MATERIAL SHOWN ::
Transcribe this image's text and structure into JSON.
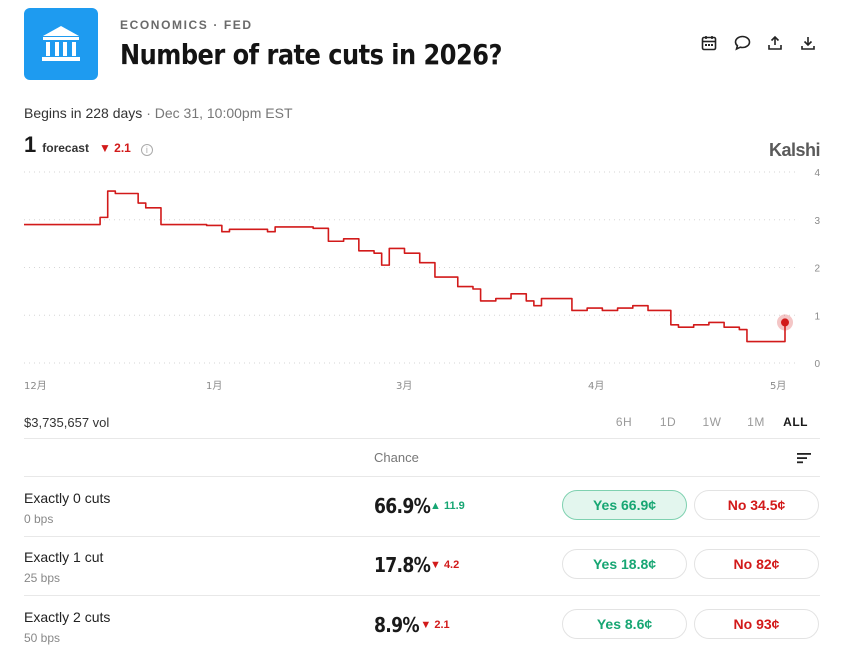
{
  "header": {
    "category": "ECONOMICS · FED",
    "title": "Number of rate cuts in 2026?",
    "actions": [
      "calendar-icon",
      "comment-icon",
      "share-icon",
      "download-icon"
    ]
  },
  "status": {
    "begins": "Begins in 228 days",
    "date": " · Dec 31, 10:00pm EST"
  },
  "forecast": {
    "value": "1",
    "label": "forecast",
    "change": "▼ 2.1",
    "info": "i"
  },
  "brand": "Kalshi",
  "chart_data": {
    "type": "line",
    "color": "#d21a1a",
    "ylim": [
      0,
      4
    ],
    "yticks": [
      "0",
      "1",
      "2",
      "3",
      "4"
    ],
    "xticks": [
      "12月",
      "1月",
      "3月",
      "4月",
      "5月"
    ],
    "grid": true,
    "series": [
      {
        "x": [
          0,
          6,
          10,
          11,
          12,
          15,
          16,
          18,
          24,
          26,
          27,
          32,
          33,
          38,
          40,
          42,
          44,
          46,
          47,
          48,
          50,
          52,
          53,
          54,
          57,
          59,
          60,
          62,
          64,
          66,
          67,
          68,
          72,
          74,
          76,
          78,
          80,
          82,
          84,
          85,
          86,
          88,
          90,
          92,
          94,
          95,
          96,
          98,
          100
        ],
        "values": [
          2.9,
          2.9,
          3.05,
          3.6,
          3.55,
          3.35,
          3.25,
          2.9,
          2.88,
          2.75,
          2.8,
          2.75,
          2.85,
          2.82,
          2.55,
          2.6,
          2.35,
          2.3,
          2.05,
          2.4,
          2.3,
          2.1,
          2.1,
          1.8,
          1.6,
          1.55,
          1.3,
          1.35,
          1.45,
          1.3,
          1.2,
          1.35,
          1.1,
          1.15,
          1.1,
          1.15,
          1.2,
          1.1,
          1.1,
          0.8,
          0.75,
          0.8,
          0.85,
          0.75,
          0.7,
          0.45,
          0.45,
          0.45,
          0.85
        ]
      }
    ]
  },
  "volume": "$3,735,657 vol",
  "ranges": [
    "6H",
    "1D",
    "1W",
    "1M",
    "ALL"
  ],
  "active_range": "ALL",
  "table": {
    "header": "Chance",
    "rows": [
      {
        "name": "Exactly 0 cuts",
        "sub": "0 bps",
        "pct": "66.9%",
        "delta": "▲ 11.9",
        "dir": "up",
        "yes": "Yes 66.9¢",
        "no": "No 34.5¢",
        "selected": true
      },
      {
        "name": "Exactly 1 cut",
        "sub": "25 bps",
        "pct": "17.8%",
        "delta": "▼ 4.2",
        "dir": "down",
        "yes": "Yes 18.8¢",
        "no": "No 82¢",
        "selected": false
      },
      {
        "name": "Exactly 2 cuts",
        "sub": "50 bps",
        "pct": "8.9%",
        "delta": "▼ 2.1",
        "dir": "down",
        "yes": "Yes 8.6¢",
        "no": "No 93¢",
        "selected": false
      }
    ]
  }
}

WHAT THE EXERCISE ASKS ::
Please set down each line of the data above exactly as written, without the pictures.

FINISHED ANSWER ::
Transcribe this image's text and structure into JSON.
{
  "header": {
    "category": "ECONOMICS · FED",
    "title": "Number of rate cuts in 2026?",
    "actions": [
      "calendar-icon",
      "comment-icon",
      "share-icon",
      "download-icon"
    ]
  },
  "status": {
    "begins": "Begins in 228 days",
    "date": " · Dec 31, 10:00pm EST"
  },
  "forecast": {
    "value": "1",
    "label": "forecast",
    "change": "▼ 2.1",
    "info": "i"
  },
  "brand": "Kalshi",
  "chart_data": {
    "type": "line",
    "color": "#d21a1a",
    "ylim": [
      0,
      4
    ],
    "yticks": [
      "0",
      "1",
      "2",
      "3",
      "4"
    ],
    "xticks": [
      "12月",
      "1月",
      "3月",
      "4月",
      "5月"
    ],
    "grid": true,
    "series": [
      {
        "x": [
          0,
          6,
          10,
          11,
          12,
          15,
          16,
          18,
          24,
          26,
          27,
          32,
          33,
          38,
          40,
          42,
          44,
          46,
          47,
          48,
          50,
          52,
          53,
          54,
          57,
          59,
          60,
          62,
          64,
          66,
          67,
          68,
          72,
          74,
          76,
          78,
          80,
          82,
          84,
          85,
          86,
          88,
          90,
          92,
          94,
          95,
          96,
          98,
          100
        ],
        "values": [
          2.9,
          2.9,
          3.05,
          3.6,
          3.55,
          3.35,
          3.25,
          2.9,
          2.88,
          2.75,
          2.8,
          2.75,
          2.85,
          2.82,
          2.55,
          2.6,
          2.35,
          2.3,
          2.05,
          2.4,
          2.3,
          2.1,
          2.1,
          1.8,
          1.6,
          1.55,
          1.3,
          1.35,
          1.45,
          1.3,
          1.2,
          1.35,
          1.1,
          1.15,
          1.1,
          1.15,
          1.2,
          1.1,
          1.1,
          0.8,
          0.75,
          0.8,
          0.85,
          0.75,
          0.7,
          0.45,
          0.45,
          0.45,
          0.85
        ]
      }
    ]
  },
  "volume": "$3,735,657 vol",
  "ranges": [
    "6H",
    "1D",
    "1W",
    "1M",
    "ALL"
  ],
  "active_range": "ALL",
  "table": {
    "header": "Chance",
    "rows": [
      {
        "name": "Exactly 0 cuts",
        "sub": "0 bps",
        "pct": "66.9%",
        "delta": "▲ 11.9",
        "dir": "up",
        "yes": "Yes 66.9¢",
        "no": "No 34.5¢",
        "selected": true
      },
      {
        "name": "Exactly 1 cut",
        "sub": "25 bps",
        "pct": "17.8%",
        "delta": "▼ 4.2",
        "dir": "down",
        "yes": "Yes 18.8¢",
        "no": "No 82¢",
        "selected": false
      },
      {
        "name": "Exactly 2 cuts",
        "sub": "50 bps",
        "pct": "8.9%",
        "delta": "▼ 2.1",
        "dir": "down",
        "yes": "Yes 8.6¢",
        "no": "No 93¢",
        "selected": false
      }
    ]
  }
}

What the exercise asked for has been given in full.